• What you will do: Of all the lines in the material, how many include the word "color"? Reply with the number alone.

— start Data extract —

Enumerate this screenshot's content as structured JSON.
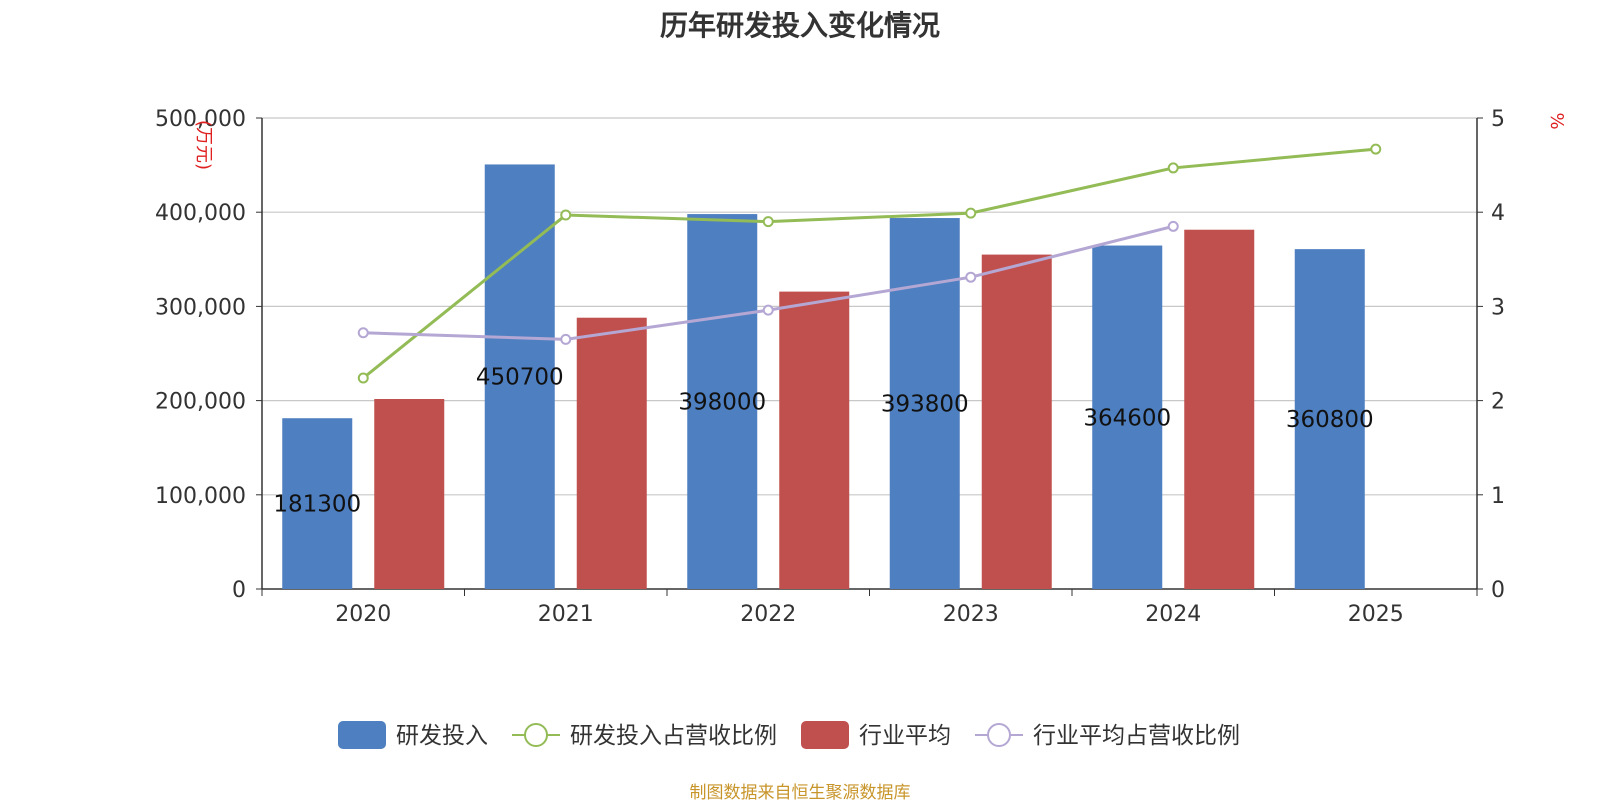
{
  "chart_data": {
    "type": "bar",
    "title": "历年研发投入变化情况",
    "categories": [
      "2020",
      "2021",
      "2022",
      "2023",
      "2024",
      "2025"
    ],
    "y_left": {
      "unit": "(万元)",
      "ylim": [
        0,
        500000
      ],
      "ticks": [
        "0",
        "100,000",
        "200,000",
        "300,000",
        "400,000",
        "500,000"
      ]
    },
    "y_right": {
      "unit": "%",
      "ylim": [
        0,
        5
      ],
      "ticks": [
        "0",
        "1",
        "2",
        "3",
        "4",
        "5"
      ]
    },
    "series": [
      {
        "name": "研发投入",
        "kind": "bar",
        "axis": "left",
        "color": "#4e7fc0",
        "values": [
          181300,
          450700,
          398000,
          393800,
          364600,
          360800
        ],
        "labels": [
          "181300",
          "450700",
          "398000",
          "393800",
          "364600",
          "360800"
        ]
      },
      {
        "name": "研发投入占营收比例",
        "kind": "line",
        "axis": "right",
        "color": "#93bb56",
        "values": [
          2.24,
          3.97,
          3.9,
          3.99,
          4.47,
          4.67
        ]
      },
      {
        "name": "行业平均",
        "kind": "bar",
        "axis": "left",
        "color": "#c0504d",
        "values": [
          201700,
          288000,
          315700,
          355000,
          381400,
          null
        ]
      },
      {
        "name": "行业平均占营收比例",
        "kind": "line",
        "axis": "right",
        "color": "#b4a7d3",
        "values": [
          2.72,
          2.65,
          2.96,
          3.31,
          3.85,
          null
        ]
      }
    ],
    "grid": true,
    "legend_position": "bottom"
  },
  "footer": "制图数据来自恒生聚源数据库"
}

— end Data extract —

• Complete answer: 4